> **To do**
Check each line of the listing, and copy it if it contains the word "Spanien".

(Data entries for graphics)

START

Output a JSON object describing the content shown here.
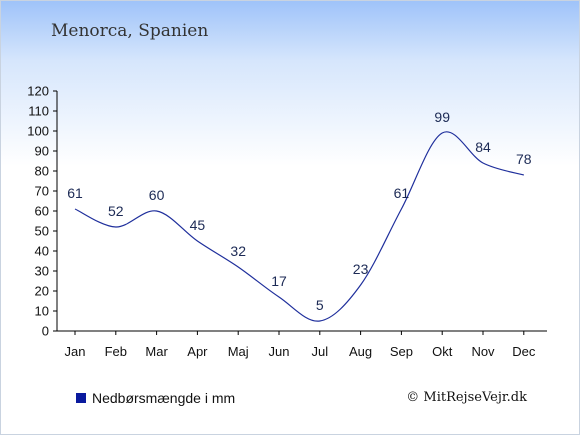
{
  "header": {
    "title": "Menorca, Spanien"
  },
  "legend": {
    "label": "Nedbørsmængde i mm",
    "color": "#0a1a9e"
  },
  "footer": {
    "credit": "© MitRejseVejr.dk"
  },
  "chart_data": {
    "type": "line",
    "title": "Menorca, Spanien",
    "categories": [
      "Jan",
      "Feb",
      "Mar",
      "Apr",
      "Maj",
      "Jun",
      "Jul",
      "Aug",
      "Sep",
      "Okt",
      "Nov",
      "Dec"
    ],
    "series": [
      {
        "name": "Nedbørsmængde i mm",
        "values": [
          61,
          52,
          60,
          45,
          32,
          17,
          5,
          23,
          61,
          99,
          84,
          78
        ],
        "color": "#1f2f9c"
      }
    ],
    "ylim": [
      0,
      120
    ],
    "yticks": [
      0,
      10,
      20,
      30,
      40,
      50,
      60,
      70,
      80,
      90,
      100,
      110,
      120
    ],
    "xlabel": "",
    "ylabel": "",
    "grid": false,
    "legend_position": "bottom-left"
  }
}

END

> **Reply to the exercise**
    "title": "Menorca, Spanien"
    "title": "Menorca, Spanien",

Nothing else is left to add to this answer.